--- Start Listing ---

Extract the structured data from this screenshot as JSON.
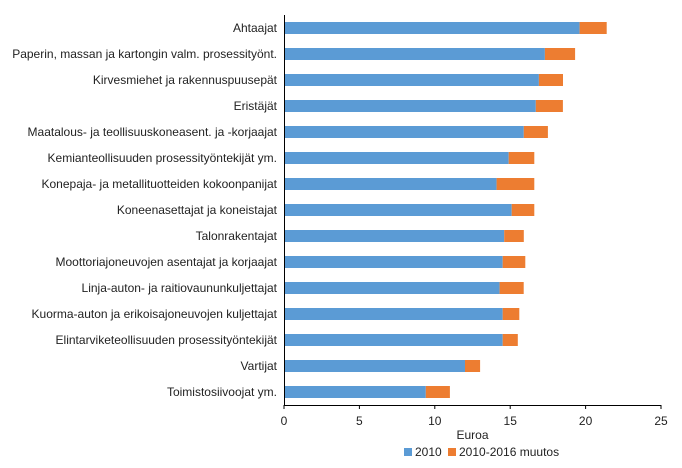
{
  "chart_data": {
    "type": "bar",
    "orientation": "horizontal",
    "stacked": true,
    "categories": [
      "Ahtaajat",
      "Paperin, massan ja kartongin valm. prosessityönt.",
      "Kirvesmiehet ja rakennuspuusepät",
      "Eristäjät",
      "Maatalous- ja teollisuuskoneasent. ja -korjaajat",
      "Kemianteollisuuden prosessityöntekijät ym.",
      "Konepaja- ja metallituotteiden kokoonpanijat",
      "Koneenasettajat ja koneistajat",
      "Talonrakentajat",
      "Moottoriajoneuvojen asentajat ja korjaajat",
      "Linja-auton- ja raitiovaununkuljettajat",
      "Kuorma-auton ja erikoisajoneuvojen kuljettajat",
      "Elintarviketeollisuuden prosessityöntekijät",
      "Vartijat",
      "Toimistosiivoojat ym."
    ],
    "series": [
      {
        "name": "2010",
        "color": "#5b9bd5",
        "values": [
          19.6,
          17.3,
          16.9,
          16.7,
          15.9,
          14.9,
          14.1,
          15.1,
          14.6,
          14.5,
          14.3,
          14.5,
          14.5,
          12.0,
          9.4
        ]
      },
      {
        "name": "2010-2016 muutos",
        "color": "#ed7d31",
        "values": [
          1.8,
          2.0,
          1.6,
          1.8,
          1.6,
          1.7,
          2.5,
          1.5,
          1.3,
          1.5,
          1.6,
          1.1,
          1.0,
          1.0,
          1.6
        ]
      }
    ],
    "xlabel": "Euroa",
    "xlim": [
      0,
      25
    ],
    "xticks": [
      0,
      5,
      10,
      15,
      20,
      25
    ],
    "grid": false,
    "legend_position": "bottom"
  }
}
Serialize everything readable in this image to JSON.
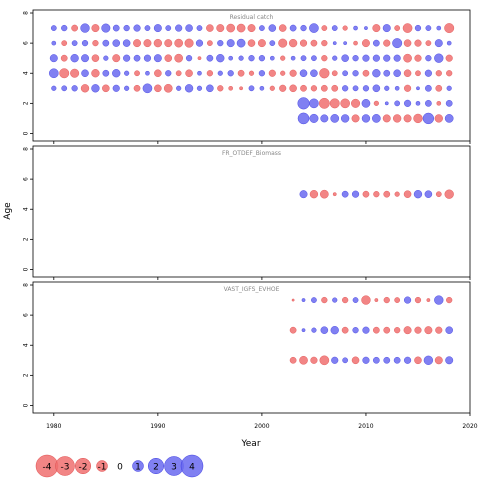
{
  "chart_data": {
    "type": "scatter",
    "subtype": "bubble-residuals",
    "xlabel": "Year",
    "ylabel": "Age",
    "xlim": [
      1978,
      2020
    ],
    "ylim": [
      -0.5,
      8.2
    ],
    "xticks": [
      1980,
      1990,
      2000,
      2010,
      2020
    ],
    "yticks": [
      0,
      2,
      4,
      6,
      8
    ],
    "colors": {
      "positive": "#6a6af0",
      "negative": "#f07070",
      "positive_edge": "#3a3ae0",
      "negative_edge": "#e04a4a"
    },
    "panels": [
      {
        "title": "Residual catch",
        "ages": [
          1,
          2,
          3,
          4,
          5,
          6,
          7
        ],
        "age_rows": [
          0,
          1,
          2,
          3,
          4,
          5,
          6
        ],
        "x": [
          1980,
          1981,
          1982,
          1983,
          1984,
          1985,
          1986,
          1987,
          1988,
          1989,
          1990,
          1991,
          1992,
          1993,
          1994,
          1995,
          1996,
          1997,
          1998,
          1999,
          2000,
          2001,
          2002,
          2003,
          2004,
          2005,
          2006,
          2007,
          2008,
          2009,
          2010,
          2011,
          2012,
          2013,
          2014,
          2015,
          2016,
          2017,
          2018
        ],
        "rows": [
          [
            0,
            0,
            0,
            0,
            0,
            0,
            0,
            0,
            0,
            0,
            0,
            0,
            0,
            0,
            0,
            0,
            0,
            0,
            0,
            0,
            0,
            0,
            0,
            0,
            2.2,
            1.3,
            1,
            1.2,
            1.1,
            -1,
            1.1,
            1.2,
            -1,
            -1.1,
            -1,
            -1.4,
            2.1,
            -1.1,
            1.2
          ],
          [
            0,
            0,
            0,
            0,
            0,
            0,
            0,
            0,
            0,
            0,
            0,
            0,
            0,
            0,
            0,
            0,
            0,
            0,
            0,
            0,
            0,
            0,
            0,
            0,
            2.4,
            1.5,
            -1.9,
            -1.6,
            -1.5,
            -1.3,
            1.2,
            -0.4,
            0.2,
            0.5,
            0.8,
            0.3,
            0.7,
            -0.3,
            0.7
          ],
          [
            0.4,
            0.5,
            0.6,
            -1.1,
            1.1,
            -0.9,
            0.8,
            0.4,
            -0.7,
            1.5,
            -0.9,
            -1.2,
            0.4,
            1.1,
            0.4,
            0.9,
            -0.6,
            -0.3,
            -0.2,
            0.5,
            0.3,
            -0.4,
            -0.8,
            -0.9,
            -0.7,
            -0.6,
            -0.7,
            -0.7,
            0.6,
            0.5,
            0.6,
            0.9,
            0.4,
            0.3,
            -0.8,
            0.2,
            0.7,
            -0.7,
            0.4
          ],
          [
            1.5,
            -1.6,
            -1.3,
            0.9,
            -1.1,
            0.7,
            1.1,
            0.4,
            -0.5,
            0.3,
            -0.9,
            0.6,
            -0.5,
            -0.9,
            0.3,
            -0.6,
            0.4,
            0.6,
            -0.7,
            -0.4,
            0.6,
            -0.8,
            -0.4,
            -0.8,
            0.9,
            0.9,
            -1.7,
            -0.5,
            0.5,
            0.6,
            -0.7,
            1.1,
            0.7,
            0.9,
            -0.9,
            -0.5,
            0.8,
            -0.6,
            -0.6
          ],
          [
            1,
            -0.7,
            1.1,
            1,
            -0.9,
            0.4,
            -1,
            0.8,
            0.7,
            0.8,
            1,
            -0.9,
            -1.2,
            0.6,
            -0.2,
            0.7,
            1.1,
            0.3,
            0.4,
            0.6,
            0.6,
            0.3,
            -0.4,
            0.3,
            0.5,
            0.5,
            -0.6,
            0.4,
            0.9,
            0.6,
            0.8,
            0.8,
            0.8,
            0.8,
            -1.2,
            -0.8,
            0.6,
            1.4,
            -0.8
          ],
          [
            0.3,
            -0.5,
            0.5,
            0.6,
            -0.6,
            0.7,
            0.9,
            0.9,
            -1,
            -1,
            -1.1,
            -1,
            -1.2,
            -1.3,
            0.8,
            -0.5,
            0.6,
            1,
            1.2,
            -0.9,
            -1,
            0.5,
            -1.3,
            -1.1,
            -0.8,
            -0.7,
            -0.6,
            0.2,
            0.2,
            -0.3,
            -1,
            0.7,
            -0.8,
            1.6,
            -0.9,
            -0.8,
            -0.5,
            1,
            0.3
          ],
          [
            0.5,
            0.6,
            -0.7,
            1.4,
            -1,
            1.3,
            0.7,
            0.6,
            0.8,
            0.5,
            1,
            0.5,
            0.8,
            0.9,
            0.5,
            -0.9,
            -1,
            -1.2,
            -1.2,
            -1,
            0.5,
            0.9,
            -0.9,
            0.7,
            0.6,
            1.5,
            -0.5,
            0.5,
            -0.4,
            0.3,
            0.2,
            -1,
            1,
            -0.5,
            -1.5,
            0.6,
            0.5,
            0.3,
            -1.6
          ]
        ]
      },
      {
        "title": "FR_OTDEF_Biomass",
        "ages": [
          1
        ],
        "age_rows": [
          4
        ],
        "x": [
          2004,
          2005,
          2006,
          2007,
          2008,
          2009,
          2010,
          2011,
          2012,
          2013,
          2014,
          2015,
          2016,
          2017,
          2018
        ],
        "rows": [
          [
            1.0,
            -1.1,
            -1.2,
            -0.2,
            0.7,
            0.8,
            -0.7,
            -0.6,
            -0.7,
            -0.4,
            -0.9,
            1.1,
            0.9,
            -0.5,
            -1.4
          ]
        ]
      },
      {
        "title": "VAST_IGFS_EVHOE",
        "ages": [
          1,
          2,
          3
        ],
        "age_rows": [
          2,
          4,
          6
        ],
        "x": [
          2003,
          2004,
          2005,
          2006,
          2007,
          2008,
          2009,
          2010,
          2011,
          2012,
          2013,
          2014,
          2015,
          2016,
          2017,
          2018
        ],
        "rows": [
          [
            -0.7,
            -1.2,
            -0.8,
            -1.5,
            0.8,
            0.5,
            -0.9,
            0.8,
            0.7,
            0.7,
            0.7,
            0.8,
            -0.9,
            1.4,
            -1,
            1
          ],
          [
            -0.7,
            0.2,
            0.4,
            0.9,
            1.1,
            -0.7,
            0.6,
            0.8,
            -0.7,
            -0.7,
            -0.6,
            -1,
            -0.8,
            -1,
            -0.8,
            0.9
          ],
          [
            -0.1,
            0.2,
            0.5,
            -0.6,
            0.4,
            -0.6,
            0.5,
            -1.4,
            -0.2,
            -0.6,
            -0.5,
            0.8,
            -0.6,
            -0.2,
            1.4,
            -0.6
          ]
        ]
      }
    ],
    "legend": {
      "placement": "bottom-left",
      "items": [
        {
          "label": "-4",
          "value": -4
        },
        {
          "label": "-3",
          "value": -3
        },
        {
          "label": "-2",
          "value": -2
        },
        {
          "label": "-1",
          "value": -1
        },
        {
          "label": "0",
          "value": 0
        },
        {
          "label": "1",
          "value": 1
        },
        {
          "label": "2",
          "value": 2
        },
        {
          "label": "3",
          "value": 3
        },
        {
          "label": "4",
          "value": 4
        }
      ]
    }
  }
}
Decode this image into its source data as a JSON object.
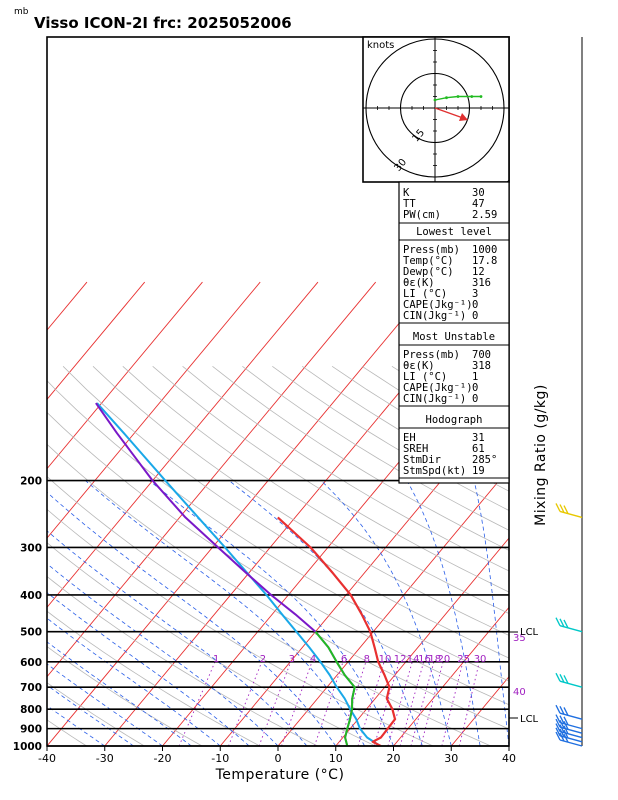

--- End Listing ---

**Your objective:** Search the entries for "auton" and copy out each line that has it.

**Written solution:**
      "Linja-auton- ja raitiovaununkuljettajat",
      "Kuorma-auton ja erikoisajoneuvojen kuljettajat",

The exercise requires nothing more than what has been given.